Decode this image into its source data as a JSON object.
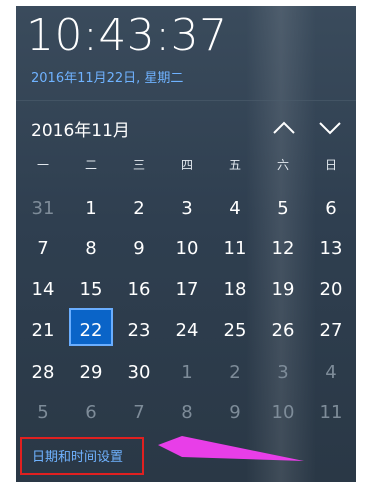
{
  "clock": {
    "time": "10:43:37",
    "date_line": "2016年11月22日, 星期二"
  },
  "calendar": {
    "month_title": "2016年11月",
    "weekdays": [
      "一",
      "二",
      "三",
      "四",
      "五",
      "六",
      "日"
    ],
    "rows": [
      [
        {
          "d": "31",
          "dim": true
        },
        {
          "d": "1"
        },
        {
          "d": "2"
        },
        {
          "d": "3"
        },
        {
          "d": "4"
        },
        {
          "d": "5"
        },
        {
          "d": "6"
        }
      ],
      [
        {
          "d": "7"
        },
        {
          "d": "8"
        },
        {
          "d": "9"
        },
        {
          "d": "10"
        },
        {
          "d": "11"
        },
        {
          "d": "12"
        },
        {
          "d": "13"
        }
      ],
      [
        {
          "d": "14"
        },
        {
          "d": "15"
        },
        {
          "d": "16"
        },
        {
          "d": "17"
        },
        {
          "d": "18"
        },
        {
          "d": "19"
        },
        {
          "d": "20"
        }
      ],
      [
        {
          "d": "21"
        },
        {
          "d": "22",
          "today": true
        },
        {
          "d": "23"
        },
        {
          "d": "24"
        },
        {
          "d": "25"
        },
        {
          "d": "26"
        },
        {
          "d": "27"
        }
      ],
      [
        {
          "d": "28"
        },
        {
          "d": "29"
        },
        {
          "d": "30"
        },
        {
          "d": "1",
          "dim": true
        },
        {
          "d": "2",
          "dim": true
        },
        {
          "d": "3",
          "dim": true
        },
        {
          "d": "4",
          "dim": true
        }
      ],
      [
        {
          "d": "5",
          "dim": true
        },
        {
          "d": "6",
          "dim": true
        },
        {
          "d": "7",
          "dim": true
        },
        {
          "d": "8",
          "dim": true
        },
        {
          "d": "9",
          "dim": true
        },
        {
          "d": "10",
          "dim": true
        },
        {
          "d": "11",
          "dim": true
        }
      ]
    ]
  },
  "footer": {
    "settings_link": "日期和时间设置"
  },
  "colors": {
    "accent": "#0a64c8",
    "link": "#6fb2ff",
    "highlight": "#e02020",
    "arrow": "#e83ee8"
  },
  "icons": {
    "prev": "chevron-up-icon",
    "next": "chevron-down-icon"
  }
}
.....
* What to produce: Copy out every line of the data that includes the word "chevron".

* Task result:
    "prev": "chevron-up-icon",
    "next": "chevron-down-icon"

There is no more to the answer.